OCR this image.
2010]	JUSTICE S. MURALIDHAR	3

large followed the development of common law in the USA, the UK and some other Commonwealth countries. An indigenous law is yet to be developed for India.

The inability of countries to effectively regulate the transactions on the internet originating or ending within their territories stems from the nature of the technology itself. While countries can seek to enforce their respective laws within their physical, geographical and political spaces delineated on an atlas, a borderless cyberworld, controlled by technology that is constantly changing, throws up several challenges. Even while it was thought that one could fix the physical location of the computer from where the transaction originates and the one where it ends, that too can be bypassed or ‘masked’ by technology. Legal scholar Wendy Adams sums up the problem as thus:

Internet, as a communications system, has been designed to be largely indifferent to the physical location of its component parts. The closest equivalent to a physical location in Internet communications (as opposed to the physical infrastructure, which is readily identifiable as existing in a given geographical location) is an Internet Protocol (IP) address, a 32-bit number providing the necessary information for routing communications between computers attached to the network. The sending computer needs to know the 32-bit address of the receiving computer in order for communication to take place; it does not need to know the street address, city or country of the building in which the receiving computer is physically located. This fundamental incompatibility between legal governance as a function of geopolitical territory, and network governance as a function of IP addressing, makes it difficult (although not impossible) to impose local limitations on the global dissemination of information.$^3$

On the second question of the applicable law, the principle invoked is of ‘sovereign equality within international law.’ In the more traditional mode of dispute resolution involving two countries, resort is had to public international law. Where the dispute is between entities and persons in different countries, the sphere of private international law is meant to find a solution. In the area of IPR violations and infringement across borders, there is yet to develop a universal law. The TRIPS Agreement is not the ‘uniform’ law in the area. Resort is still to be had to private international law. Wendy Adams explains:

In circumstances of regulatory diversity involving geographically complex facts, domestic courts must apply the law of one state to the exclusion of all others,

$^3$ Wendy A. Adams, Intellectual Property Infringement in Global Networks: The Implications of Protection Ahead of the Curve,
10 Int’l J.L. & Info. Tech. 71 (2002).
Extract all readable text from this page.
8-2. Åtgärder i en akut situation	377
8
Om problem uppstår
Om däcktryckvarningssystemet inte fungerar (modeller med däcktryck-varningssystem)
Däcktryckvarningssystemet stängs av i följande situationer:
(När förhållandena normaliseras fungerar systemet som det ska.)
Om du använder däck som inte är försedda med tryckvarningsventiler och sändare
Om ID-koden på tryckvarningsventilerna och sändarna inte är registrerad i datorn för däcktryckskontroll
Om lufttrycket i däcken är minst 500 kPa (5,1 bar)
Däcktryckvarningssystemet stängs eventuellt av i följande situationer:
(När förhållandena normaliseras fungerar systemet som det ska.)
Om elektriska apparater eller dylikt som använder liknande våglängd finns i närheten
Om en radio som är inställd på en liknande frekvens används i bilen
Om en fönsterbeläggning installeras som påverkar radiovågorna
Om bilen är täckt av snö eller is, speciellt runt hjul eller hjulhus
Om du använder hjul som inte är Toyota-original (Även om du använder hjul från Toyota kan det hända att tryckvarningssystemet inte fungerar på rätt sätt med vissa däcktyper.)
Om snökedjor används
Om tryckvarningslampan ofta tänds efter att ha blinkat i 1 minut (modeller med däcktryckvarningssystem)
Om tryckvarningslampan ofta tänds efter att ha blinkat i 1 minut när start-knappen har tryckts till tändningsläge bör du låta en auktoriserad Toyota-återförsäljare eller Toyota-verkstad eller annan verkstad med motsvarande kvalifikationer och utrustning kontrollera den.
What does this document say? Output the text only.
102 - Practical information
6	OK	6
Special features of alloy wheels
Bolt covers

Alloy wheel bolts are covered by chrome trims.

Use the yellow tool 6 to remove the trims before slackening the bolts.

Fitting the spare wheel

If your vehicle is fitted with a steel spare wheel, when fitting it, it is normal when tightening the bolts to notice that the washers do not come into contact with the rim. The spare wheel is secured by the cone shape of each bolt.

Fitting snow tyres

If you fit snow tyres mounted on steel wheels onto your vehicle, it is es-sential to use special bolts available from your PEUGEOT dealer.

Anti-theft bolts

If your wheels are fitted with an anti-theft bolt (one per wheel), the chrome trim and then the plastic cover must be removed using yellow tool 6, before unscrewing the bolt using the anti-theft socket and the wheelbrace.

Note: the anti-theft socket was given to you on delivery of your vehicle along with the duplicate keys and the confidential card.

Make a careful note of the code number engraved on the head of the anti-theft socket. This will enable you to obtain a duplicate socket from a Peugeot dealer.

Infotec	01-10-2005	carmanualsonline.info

————————

● Task description
Find each line holding "stängs". Copy it out.

● Expected answer
Däcktryckvarningssystemet stängs av i följande situationer:
Däcktryckvarningssystemet stängs eventuellt av i följande situationer:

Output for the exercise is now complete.